Could you write out every record below exactly, leaving out any pictures?

══════════

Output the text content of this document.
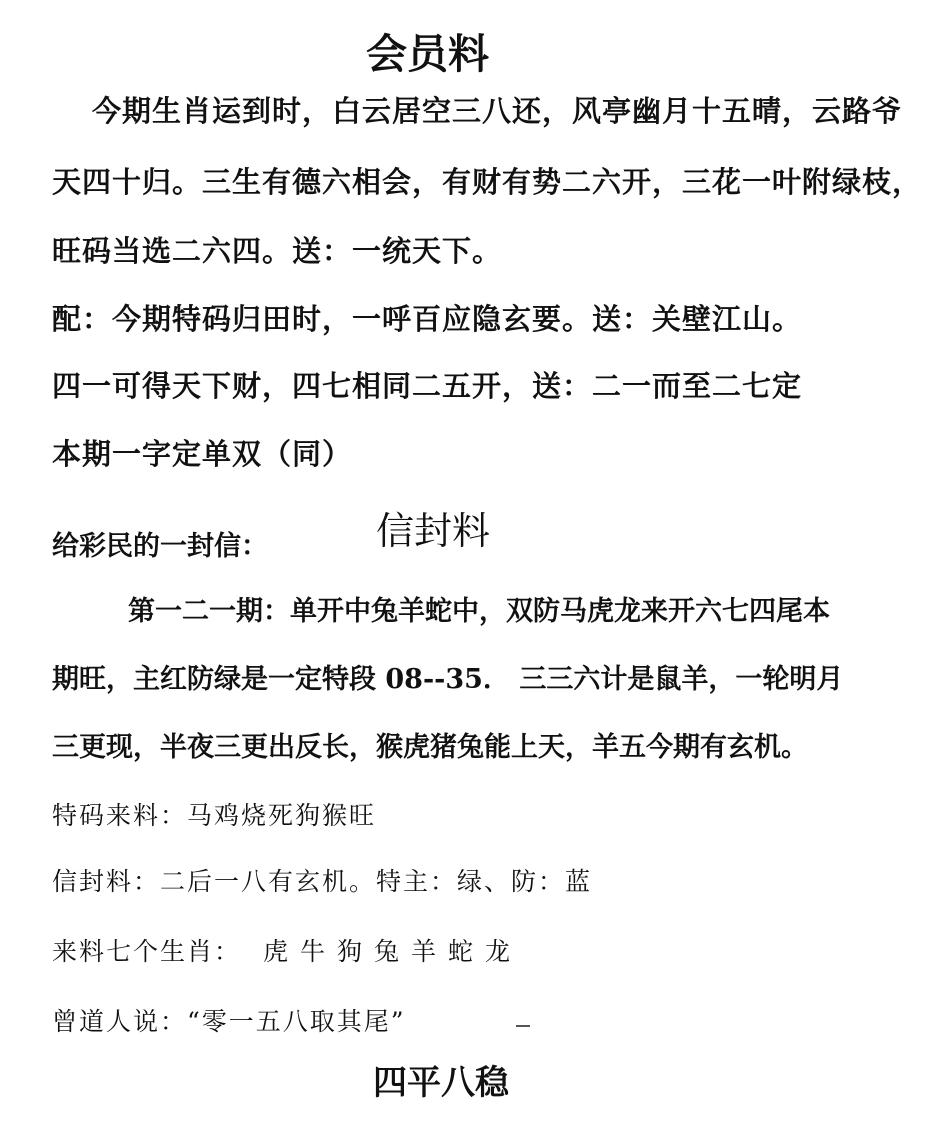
会员料
今期生肖运到时，白云居空三八还，风亭幽月十五晴，云路爷
天四十归。三生有德六相会，有财有势二六开，三花一叶附绿枝，
旺码当选二六四。送：一统天下。
配：今期特码归田时，一呼百应隐玄要。送：关壁江山。
四一可得天下财，四七相同二五开，送：二一而至二七定
本期一字定单双（同）
给彩民的一封信：	信封料
第一二一期：单开中兔羊蛇中，双防马虎龙来开六七四尾本
期旺，主红防绿是一定特段 08--35． 三三六计是鼠羊，一轮明月
三更现，半夜三更出反长，猴虎猪兔能上天，羊五今期有玄机。
特码来料：马鸡烧死狗猴旺
信封料：二后一八有玄机。特主：绿、防：蓝
来料七个生肖： 虎牛狗兔羊蛇龙
曾道人说：“零一五八取其尾”
四平八稳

══════════

#### THE SOLUTION
Output the text content of this document.
会员料
今期生肖运到时，白云居空三八还，风亭幽月十五晴，云路爷
天四十归。三生有德六相会，有财有势二六开，三花一叶附绿枝，
旺码当选二六四。送：一统天下。
配：今期特码归田时，一呼百应隐玄要。送：关壁江山。
四一可得天下财，四七相同二五开，送：二一而至二七定
本期一字定单双（同）
给彩民的一封信：	信封料
第一二一期：单开中兔羊蛇中，双防马虎龙来开六七四尾本
期旺，主红防绿是一定特段 08--35． 三三六计是鼠羊，一轮明月
三更现，半夜三更出反长，猴虎猪兔能上天，羊五今期有玄机。
特码来料：马鸡烧死狗猴旺
信封料：二后一八有玄机。特主：绿、防：蓝
来料七个生肖： 虎牛狗兔羊蛇龙
曾道人说：“零一五八取其尾”
四平八稳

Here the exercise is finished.